INPUT RECORDS:
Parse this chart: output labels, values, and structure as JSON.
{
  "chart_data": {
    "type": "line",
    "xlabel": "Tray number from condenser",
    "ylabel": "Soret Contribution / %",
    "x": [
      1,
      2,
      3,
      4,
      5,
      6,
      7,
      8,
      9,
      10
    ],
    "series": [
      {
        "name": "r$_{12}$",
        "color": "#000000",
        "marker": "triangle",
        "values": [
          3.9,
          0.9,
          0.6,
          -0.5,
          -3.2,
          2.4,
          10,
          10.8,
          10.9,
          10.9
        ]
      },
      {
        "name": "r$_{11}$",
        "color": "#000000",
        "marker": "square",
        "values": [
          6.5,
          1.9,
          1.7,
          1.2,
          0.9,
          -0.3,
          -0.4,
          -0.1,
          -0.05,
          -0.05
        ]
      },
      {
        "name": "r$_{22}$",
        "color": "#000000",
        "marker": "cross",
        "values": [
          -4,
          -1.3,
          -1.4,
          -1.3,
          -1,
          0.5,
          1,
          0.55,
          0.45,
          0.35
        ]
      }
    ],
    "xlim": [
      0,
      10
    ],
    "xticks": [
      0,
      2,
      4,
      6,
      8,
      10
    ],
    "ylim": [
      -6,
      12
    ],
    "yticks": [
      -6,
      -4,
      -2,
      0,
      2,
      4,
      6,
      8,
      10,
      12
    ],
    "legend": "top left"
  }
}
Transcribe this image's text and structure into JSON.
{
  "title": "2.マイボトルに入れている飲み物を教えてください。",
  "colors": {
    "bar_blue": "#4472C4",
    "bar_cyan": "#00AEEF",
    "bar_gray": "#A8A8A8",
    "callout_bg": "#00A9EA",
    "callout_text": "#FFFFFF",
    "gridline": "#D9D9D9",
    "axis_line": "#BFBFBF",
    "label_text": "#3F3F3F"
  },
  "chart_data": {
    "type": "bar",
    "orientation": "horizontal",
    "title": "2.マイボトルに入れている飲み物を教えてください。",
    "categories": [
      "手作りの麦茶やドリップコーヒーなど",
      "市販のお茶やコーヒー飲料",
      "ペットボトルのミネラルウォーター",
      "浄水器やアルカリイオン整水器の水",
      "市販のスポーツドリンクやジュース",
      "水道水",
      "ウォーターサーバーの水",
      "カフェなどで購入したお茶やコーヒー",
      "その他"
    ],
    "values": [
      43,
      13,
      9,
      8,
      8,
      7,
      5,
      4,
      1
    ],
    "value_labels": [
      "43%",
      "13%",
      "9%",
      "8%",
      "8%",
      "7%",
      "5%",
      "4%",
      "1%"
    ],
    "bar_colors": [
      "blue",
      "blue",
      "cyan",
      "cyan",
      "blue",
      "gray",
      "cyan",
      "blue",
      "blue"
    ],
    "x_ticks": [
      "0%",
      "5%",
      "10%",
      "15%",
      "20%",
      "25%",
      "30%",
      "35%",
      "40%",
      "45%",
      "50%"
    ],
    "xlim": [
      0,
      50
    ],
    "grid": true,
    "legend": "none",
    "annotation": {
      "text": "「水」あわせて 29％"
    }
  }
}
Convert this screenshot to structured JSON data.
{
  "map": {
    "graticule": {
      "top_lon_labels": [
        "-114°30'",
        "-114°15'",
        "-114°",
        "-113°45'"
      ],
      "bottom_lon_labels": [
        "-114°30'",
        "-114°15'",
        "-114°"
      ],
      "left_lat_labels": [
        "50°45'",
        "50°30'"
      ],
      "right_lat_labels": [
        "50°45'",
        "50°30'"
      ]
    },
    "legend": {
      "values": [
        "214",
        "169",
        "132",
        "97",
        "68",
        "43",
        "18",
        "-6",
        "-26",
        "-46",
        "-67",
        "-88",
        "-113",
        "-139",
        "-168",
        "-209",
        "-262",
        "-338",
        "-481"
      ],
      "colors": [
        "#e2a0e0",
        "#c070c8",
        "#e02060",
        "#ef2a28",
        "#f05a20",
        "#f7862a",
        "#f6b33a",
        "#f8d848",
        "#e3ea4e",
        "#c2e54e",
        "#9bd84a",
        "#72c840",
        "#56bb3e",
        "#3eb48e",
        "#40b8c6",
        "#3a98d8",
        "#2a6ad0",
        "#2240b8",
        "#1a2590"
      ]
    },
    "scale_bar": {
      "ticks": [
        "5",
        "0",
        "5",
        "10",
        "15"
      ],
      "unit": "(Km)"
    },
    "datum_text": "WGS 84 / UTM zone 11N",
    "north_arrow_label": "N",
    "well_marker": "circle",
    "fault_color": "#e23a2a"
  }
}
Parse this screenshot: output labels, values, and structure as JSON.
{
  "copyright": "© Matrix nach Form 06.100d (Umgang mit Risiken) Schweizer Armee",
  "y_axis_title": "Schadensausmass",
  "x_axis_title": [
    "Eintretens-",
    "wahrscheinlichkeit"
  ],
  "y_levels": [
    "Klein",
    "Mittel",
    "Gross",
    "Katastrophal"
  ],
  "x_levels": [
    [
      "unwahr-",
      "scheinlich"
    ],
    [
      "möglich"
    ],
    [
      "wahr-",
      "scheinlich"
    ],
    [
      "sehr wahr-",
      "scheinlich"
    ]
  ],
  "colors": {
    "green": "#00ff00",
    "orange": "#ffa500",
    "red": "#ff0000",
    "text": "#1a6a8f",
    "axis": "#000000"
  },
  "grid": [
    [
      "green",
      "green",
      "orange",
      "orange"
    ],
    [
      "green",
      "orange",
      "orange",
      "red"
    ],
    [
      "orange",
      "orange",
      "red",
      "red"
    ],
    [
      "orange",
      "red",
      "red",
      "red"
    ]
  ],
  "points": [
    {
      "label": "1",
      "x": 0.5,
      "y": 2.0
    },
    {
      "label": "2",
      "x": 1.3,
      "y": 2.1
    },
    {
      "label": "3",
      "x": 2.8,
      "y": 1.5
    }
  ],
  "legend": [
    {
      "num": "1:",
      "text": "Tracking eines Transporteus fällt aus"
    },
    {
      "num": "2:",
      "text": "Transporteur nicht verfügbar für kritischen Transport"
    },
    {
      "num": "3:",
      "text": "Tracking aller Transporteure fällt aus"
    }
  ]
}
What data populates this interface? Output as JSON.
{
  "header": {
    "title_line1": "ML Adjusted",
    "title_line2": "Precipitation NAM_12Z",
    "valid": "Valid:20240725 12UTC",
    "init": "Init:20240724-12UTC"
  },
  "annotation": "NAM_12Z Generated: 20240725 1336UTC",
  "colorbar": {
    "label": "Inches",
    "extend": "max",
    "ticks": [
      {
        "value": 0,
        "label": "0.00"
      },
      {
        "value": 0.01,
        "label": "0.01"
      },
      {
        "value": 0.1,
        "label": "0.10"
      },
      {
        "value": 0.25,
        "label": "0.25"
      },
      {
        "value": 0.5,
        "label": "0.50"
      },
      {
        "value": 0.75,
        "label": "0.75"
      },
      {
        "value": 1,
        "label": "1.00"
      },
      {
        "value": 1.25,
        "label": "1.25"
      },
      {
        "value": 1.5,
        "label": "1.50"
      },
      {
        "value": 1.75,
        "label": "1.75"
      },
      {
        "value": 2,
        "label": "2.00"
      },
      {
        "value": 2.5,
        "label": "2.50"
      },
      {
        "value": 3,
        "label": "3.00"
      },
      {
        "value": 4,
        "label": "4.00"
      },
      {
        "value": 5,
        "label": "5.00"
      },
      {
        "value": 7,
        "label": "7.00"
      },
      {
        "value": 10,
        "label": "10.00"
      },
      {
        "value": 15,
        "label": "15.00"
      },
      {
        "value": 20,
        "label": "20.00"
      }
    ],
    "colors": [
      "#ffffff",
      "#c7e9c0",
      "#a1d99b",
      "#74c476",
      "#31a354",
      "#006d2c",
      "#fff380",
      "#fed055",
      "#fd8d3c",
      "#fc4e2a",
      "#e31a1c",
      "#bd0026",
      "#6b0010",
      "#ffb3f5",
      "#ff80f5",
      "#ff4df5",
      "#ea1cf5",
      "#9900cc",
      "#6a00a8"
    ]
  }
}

EXERCISE:
Lines holding the word "Parse" in the entries above are the ones to pull out. Copy them all.

RESULT FOR THIS EXERCISE:
Parse this chart: output labels, values, and structure as JSON.
Parse this screenshot: output labels, values, and structure as JSON.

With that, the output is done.